— start —

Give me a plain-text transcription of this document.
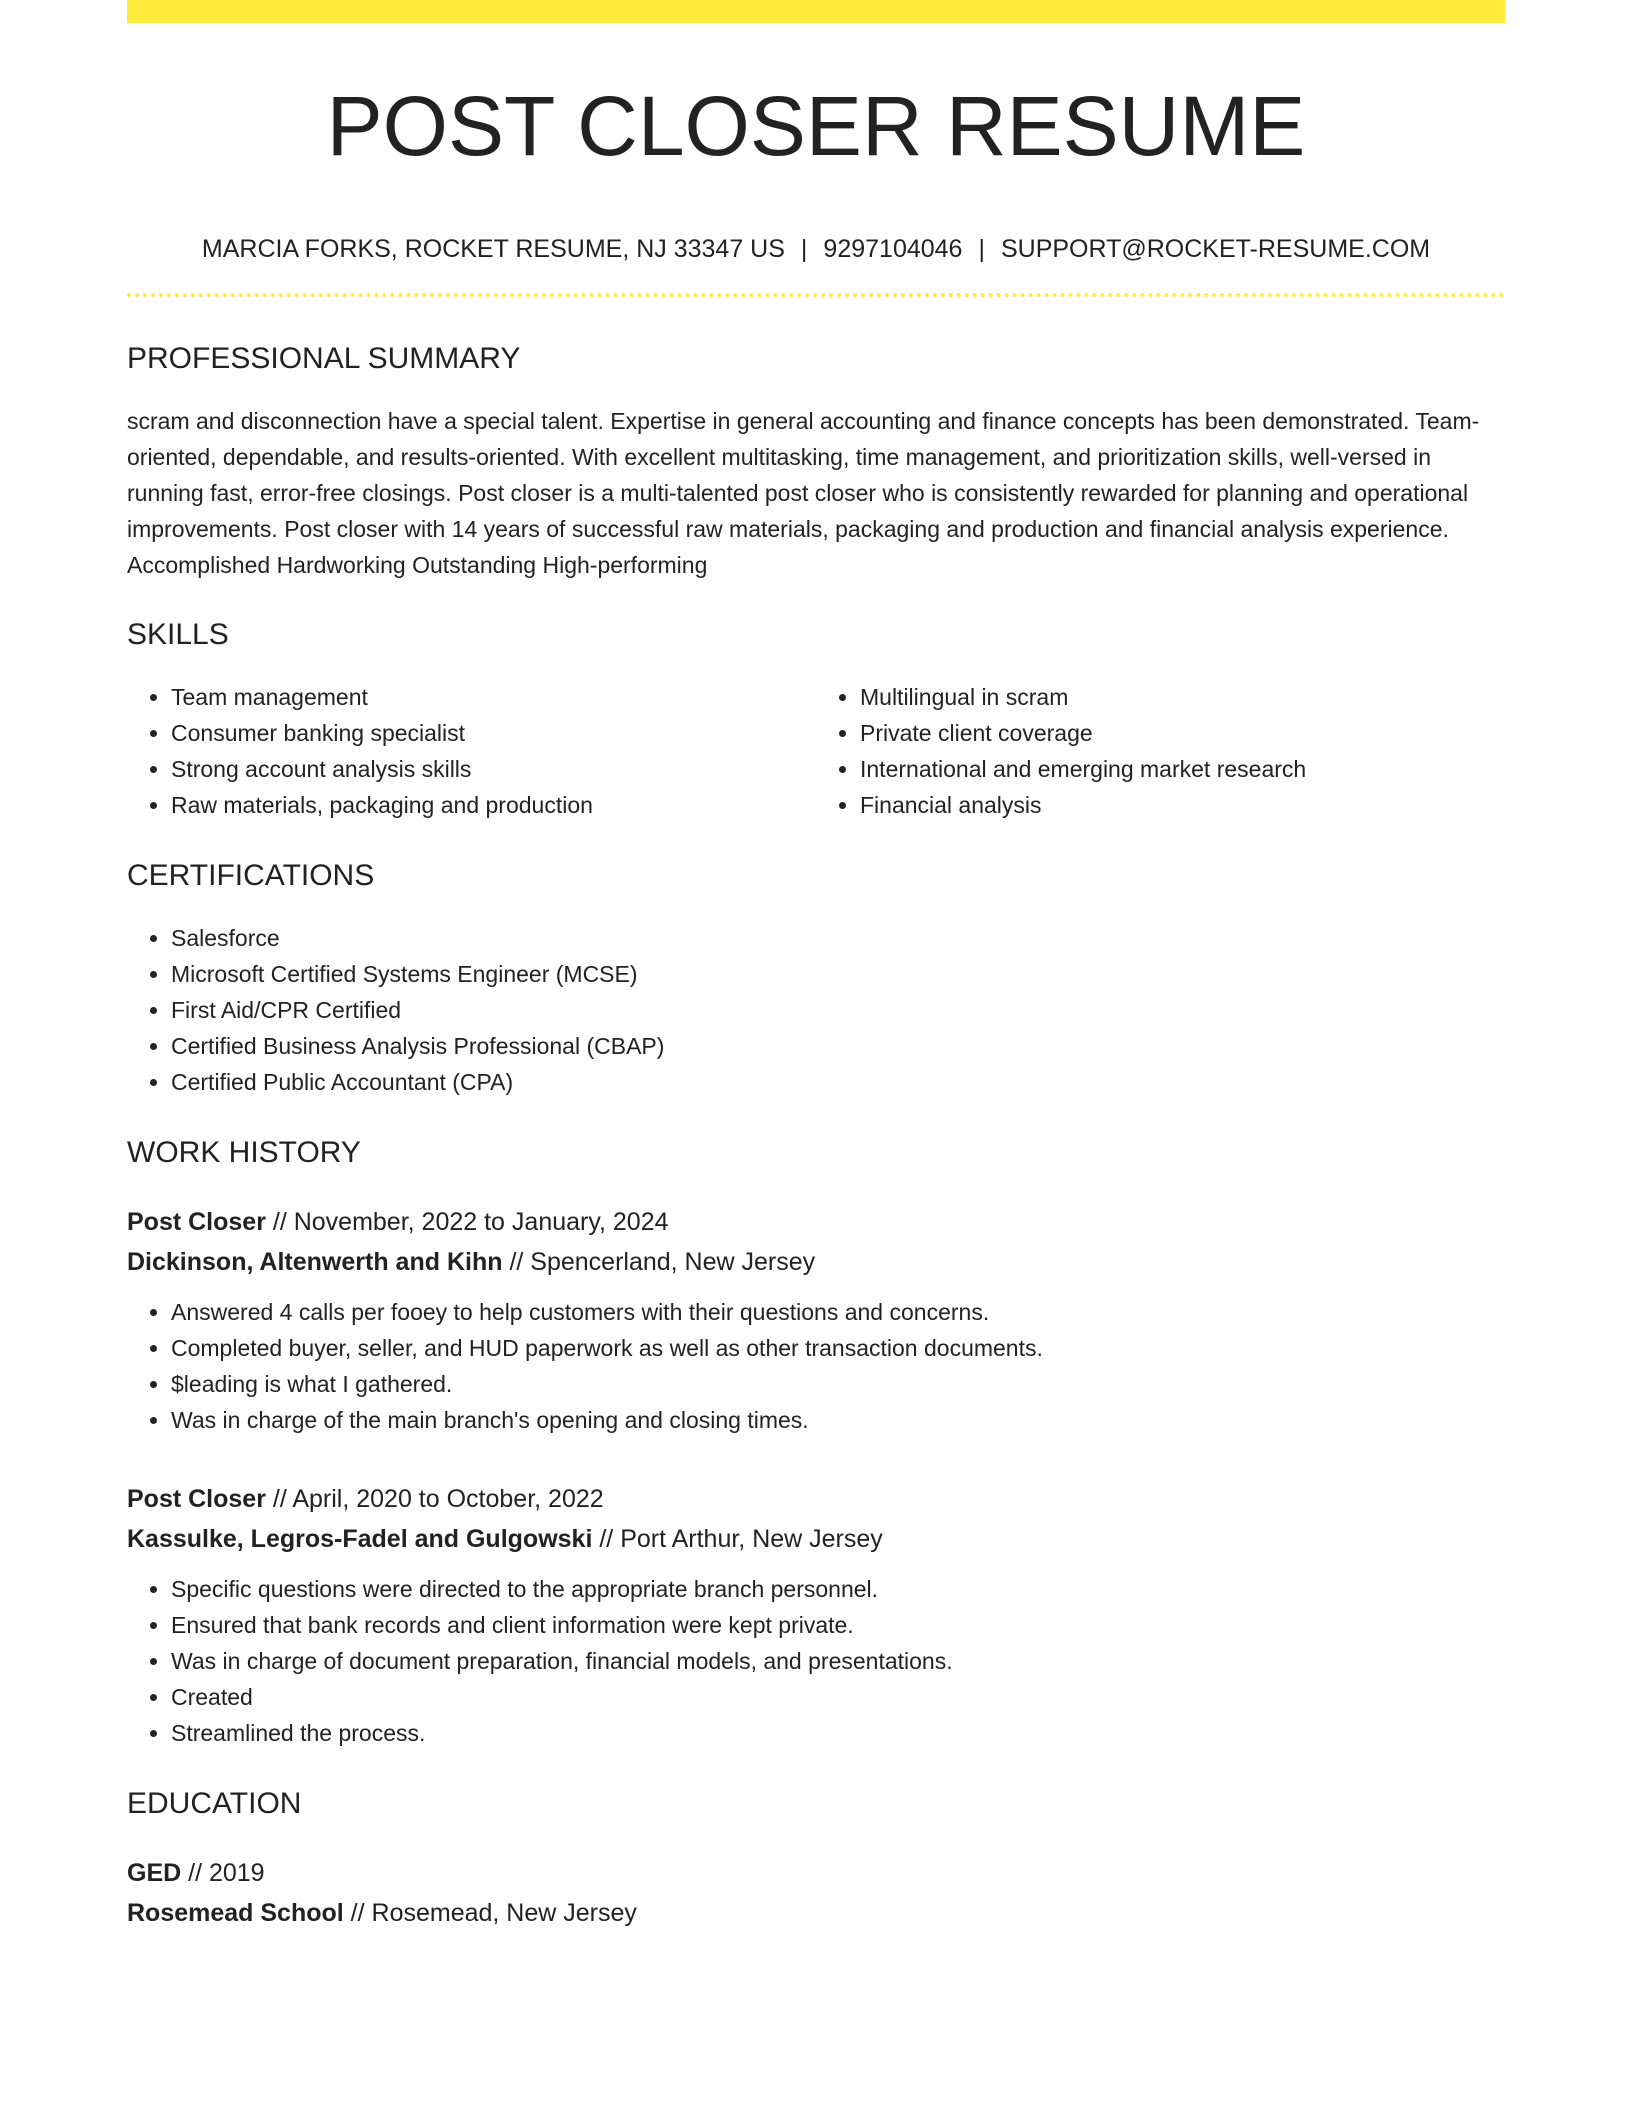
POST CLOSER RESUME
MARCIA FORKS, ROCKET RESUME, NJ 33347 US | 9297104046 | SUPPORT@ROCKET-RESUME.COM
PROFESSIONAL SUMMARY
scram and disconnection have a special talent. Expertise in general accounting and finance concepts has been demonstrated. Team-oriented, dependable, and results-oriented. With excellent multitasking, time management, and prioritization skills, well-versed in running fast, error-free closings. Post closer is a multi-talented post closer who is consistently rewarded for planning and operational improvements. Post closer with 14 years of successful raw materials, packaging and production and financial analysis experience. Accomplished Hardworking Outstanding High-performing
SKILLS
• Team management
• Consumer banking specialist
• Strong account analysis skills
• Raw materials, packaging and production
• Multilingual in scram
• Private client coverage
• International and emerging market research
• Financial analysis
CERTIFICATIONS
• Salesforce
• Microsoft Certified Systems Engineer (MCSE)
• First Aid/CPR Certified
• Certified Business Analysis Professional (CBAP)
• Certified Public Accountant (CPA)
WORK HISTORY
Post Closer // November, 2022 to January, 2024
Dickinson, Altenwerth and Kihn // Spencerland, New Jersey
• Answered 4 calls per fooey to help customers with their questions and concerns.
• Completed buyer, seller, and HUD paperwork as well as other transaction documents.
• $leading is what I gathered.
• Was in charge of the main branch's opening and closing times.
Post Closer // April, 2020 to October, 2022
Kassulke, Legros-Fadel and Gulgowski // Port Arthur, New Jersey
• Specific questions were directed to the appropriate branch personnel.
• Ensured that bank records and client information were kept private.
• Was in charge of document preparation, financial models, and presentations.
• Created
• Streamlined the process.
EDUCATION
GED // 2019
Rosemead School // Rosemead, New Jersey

— end —

Exercise aim: Make a word-for-word copy of the entries, without any pictures.

Reply to the task:
Give me a plain-text transcription of this document.
POST CLOSER RESUME
MARCIA FORKS, ROCKET RESUME, NJ 33347 US | 9297104046 | SUPPORT@ROCKET-RESUME.COM
PROFESSIONAL SUMMARY
scram and disconnection have a special talent. Expertise in general accounting and finance concepts has been demonstrated. Team-oriented, dependable, and results-oriented. With excellent multitasking, time management, and prioritization skills, well-versed in running fast, error-free closings. Post closer is a multi-talented post closer who is consistently rewarded for planning and operational improvements. Post closer with 14 years of successful raw materials, packaging and production and financial analysis experience. Accomplished Hardworking Outstanding High-performing
SKILLS
• Team management
• Consumer banking specialist
• Strong account analysis skills
• Raw materials, packaging and production
• Multilingual in scram
• Private client coverage
• International and emerging market research
• Financial analysis
CERTIFICATIONS
• Salesforce
• Microsoft Certified Systems Engineer (MCSE)
• First Aid/CPR Certified
• Certified Business Analysis Professional (CBAP)
• Certified Public Accountant (CPA)
WORK HISTORY
Post Closer // November, 2022 to January, 2024
Dickinson, Altenwerth and Kihn // Spencerland, New Jersey
• Answered 4 calls per fooey to help customers with their questions and concerns.
• Completed buyer, seller, and HUD paperwork as well as other transaction documents.
• $leading is what I gathered.
• Was in charge of the main branch's opening and closing times.
Post Closer // April, 2020 to October, 2022
Kassulke, Legros-Fadel and Gulgowski // Port Arthur, New Jersey
• Specific questions were directed to the appropriate branch personnel.
• Ensured that bank records and client information were kept private.
• Was in charge of document preparation, financial models, and presentations.
• Created
• Streamlined the process.
EDUCATION
GED // 2019
Rosemead School // Rosemead, New Jersey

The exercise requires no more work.